> _Goal_: Transcribe the material word for word, but without the images.
/---
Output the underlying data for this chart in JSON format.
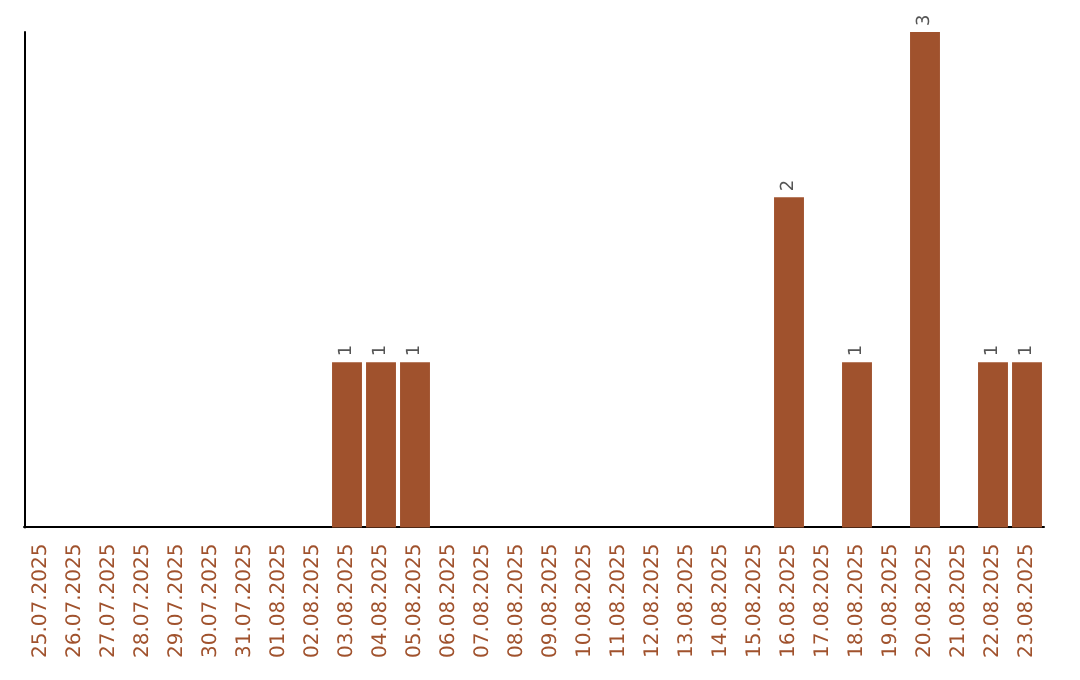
{
  "chart_data": {
    "type": "bar",
    "categories": [
      "25.07.2025",
      "26.07.2025",
      "27.07.2025",
      "28.07.2025",
      "29.07.2025",
      "30.07.2025",
      "31.07.2025",
      "01.08.2025",
      "02.08.2025",
      "03.08.2025",
      "04.08.2025",
      "05.08.2025",
      "06.08.2025",
      "07.08.2025",
      "08.08.2025",
      "09.08.2025",
      "10.08.2025",
      "11.08.2025",
      "12.08.2025",
      "13.08.2025",
      "14.08.2025",
      "15.08.2025",
      "16.08.2025",
      "17.08.2025",
      "18.08.2025",
      "19.08.2025",
      "20.08.2025",
      "21.08.2025",
      "22.08.2025",
      "23.08.2025"
    ],
    "values": [
      0,
      0,
      0,
      0,
      0,
      0,
      0,
      0,
      0,
      1,
      1,
      1,
      0,
      0,
      0,
      0,
      0,
      0,
      0,
      0,
      0,
      0,
      2,
      0,
      1,
      0,
      3,
      0,
      1,
      1
    ],
    "value_labels": [
      null,
      null,
      null,
      null,
      null,
      null,
      null,
      null,
      null,
      "1",
      "1",
      "1",
      null,
      null,
      null,
      null,
      null,
      null,
      null,
      null,
      null,
      null,
      "2",
      null,
      "1",
      null,
      "3",
      null,
      "1",
      "1"
    ],
    "color": "#a0522d",
    "tick_labels": "x"
  }
}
\---
> _Solved problem_:
Output the underlying data for this chart in JSON format.
{
  "chart_data": {
    "type": "bar",
    "categories": [
      "25.07.2025",
      "26.07.2025",
      "27.07.2025",
      "28.07.2025",
      "29.07.2025",
      "30.07.2025",
      "31.07.2025",
      "01.08.2025",
      "02.08.2025",
      "03.08.2025",
      "04.08.2025",
      "05.08.2025",
      "06.08.2025",
      "07.08.2025",
      "08.08.2025",
      "09.08.2025",
      "10.08.2025",
      "11.08.2025",
      "12.08.2025",
      "13.08.2025",
      "14.08.2025",
      "15.08.2025",
      "16.08.2025",
      "17.08.2025",
      "18.08.2025",
      "19.08.2025",
      "20.08.2025",
      "21.08.2025",
      "22.08.2025",
      "23.08.2025"
    ],
    "values": [
      0,
      0,
      0,
      0,
      0,
      0,
      0,
      0,
      0,
      1,
      1,
      1,
      0,
      0,
      0,
      0,
      0,
      0,
      0,
      0,
      0,
      0,
      2,
      0,
      1,
      0,
      3,
      0,
      1,
      1
    ],
    "value_labels": [
      null,
      null,
      null,
      null,
      null,
      null,
      null,
      null,
      null,
      "1",
      "1",
      "1",
      null,
      null,
      null,
      null,
      null,
      null,
      null,
      null,
      null,
      null,
      "2",
      null,
      "1",
      null,
      "3",
      null,
      "1",
      "1"
    ],
    "color": "#a0522d",
    "tick_labels": "x"
  }
}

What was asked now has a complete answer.